--- begin ---
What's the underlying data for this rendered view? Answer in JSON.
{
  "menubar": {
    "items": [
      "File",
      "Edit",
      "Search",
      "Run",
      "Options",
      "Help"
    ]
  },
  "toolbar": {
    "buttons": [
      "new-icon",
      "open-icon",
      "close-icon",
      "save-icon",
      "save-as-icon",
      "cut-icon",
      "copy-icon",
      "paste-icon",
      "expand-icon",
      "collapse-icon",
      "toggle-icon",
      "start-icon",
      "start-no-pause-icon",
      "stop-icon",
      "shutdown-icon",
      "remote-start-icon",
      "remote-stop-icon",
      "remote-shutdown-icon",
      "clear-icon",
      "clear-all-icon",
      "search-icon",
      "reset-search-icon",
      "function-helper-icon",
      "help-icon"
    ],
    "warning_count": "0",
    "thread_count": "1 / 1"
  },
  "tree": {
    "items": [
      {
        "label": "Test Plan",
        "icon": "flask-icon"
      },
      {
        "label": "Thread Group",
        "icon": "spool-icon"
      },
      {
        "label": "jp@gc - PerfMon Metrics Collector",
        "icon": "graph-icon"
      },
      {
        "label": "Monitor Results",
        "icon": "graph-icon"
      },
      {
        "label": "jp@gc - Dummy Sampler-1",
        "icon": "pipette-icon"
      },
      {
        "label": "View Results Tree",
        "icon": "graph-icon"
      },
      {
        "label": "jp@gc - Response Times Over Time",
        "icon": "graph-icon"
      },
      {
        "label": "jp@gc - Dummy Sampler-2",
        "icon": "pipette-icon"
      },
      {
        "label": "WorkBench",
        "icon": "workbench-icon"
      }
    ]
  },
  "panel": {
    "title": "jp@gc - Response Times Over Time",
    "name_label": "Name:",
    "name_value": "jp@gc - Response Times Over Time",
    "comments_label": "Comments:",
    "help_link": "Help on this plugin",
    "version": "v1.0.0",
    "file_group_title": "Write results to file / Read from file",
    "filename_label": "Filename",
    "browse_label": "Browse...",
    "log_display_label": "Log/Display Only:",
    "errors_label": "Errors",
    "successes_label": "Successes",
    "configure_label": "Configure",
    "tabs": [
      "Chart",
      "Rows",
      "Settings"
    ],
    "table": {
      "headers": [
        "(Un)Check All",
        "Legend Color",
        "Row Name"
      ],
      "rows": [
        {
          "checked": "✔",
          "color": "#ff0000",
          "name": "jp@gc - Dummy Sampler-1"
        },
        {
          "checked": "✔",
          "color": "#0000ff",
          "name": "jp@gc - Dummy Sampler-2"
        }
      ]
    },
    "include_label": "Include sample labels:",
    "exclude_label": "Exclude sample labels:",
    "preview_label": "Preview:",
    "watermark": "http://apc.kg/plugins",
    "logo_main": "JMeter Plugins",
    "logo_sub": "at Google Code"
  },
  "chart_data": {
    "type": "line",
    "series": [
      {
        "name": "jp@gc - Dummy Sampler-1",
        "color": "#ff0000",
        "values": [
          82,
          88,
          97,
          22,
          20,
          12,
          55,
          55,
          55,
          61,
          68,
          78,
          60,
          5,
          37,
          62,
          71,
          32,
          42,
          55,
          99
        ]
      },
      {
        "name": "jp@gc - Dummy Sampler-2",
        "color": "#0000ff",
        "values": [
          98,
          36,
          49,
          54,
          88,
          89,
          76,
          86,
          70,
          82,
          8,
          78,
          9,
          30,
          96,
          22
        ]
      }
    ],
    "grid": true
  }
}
--- end ---
Copy every line of the listing that includes the string "this".

What's the underlying data for this rendered view? Answer in JSON.
    "help_link": "Help on this plugin",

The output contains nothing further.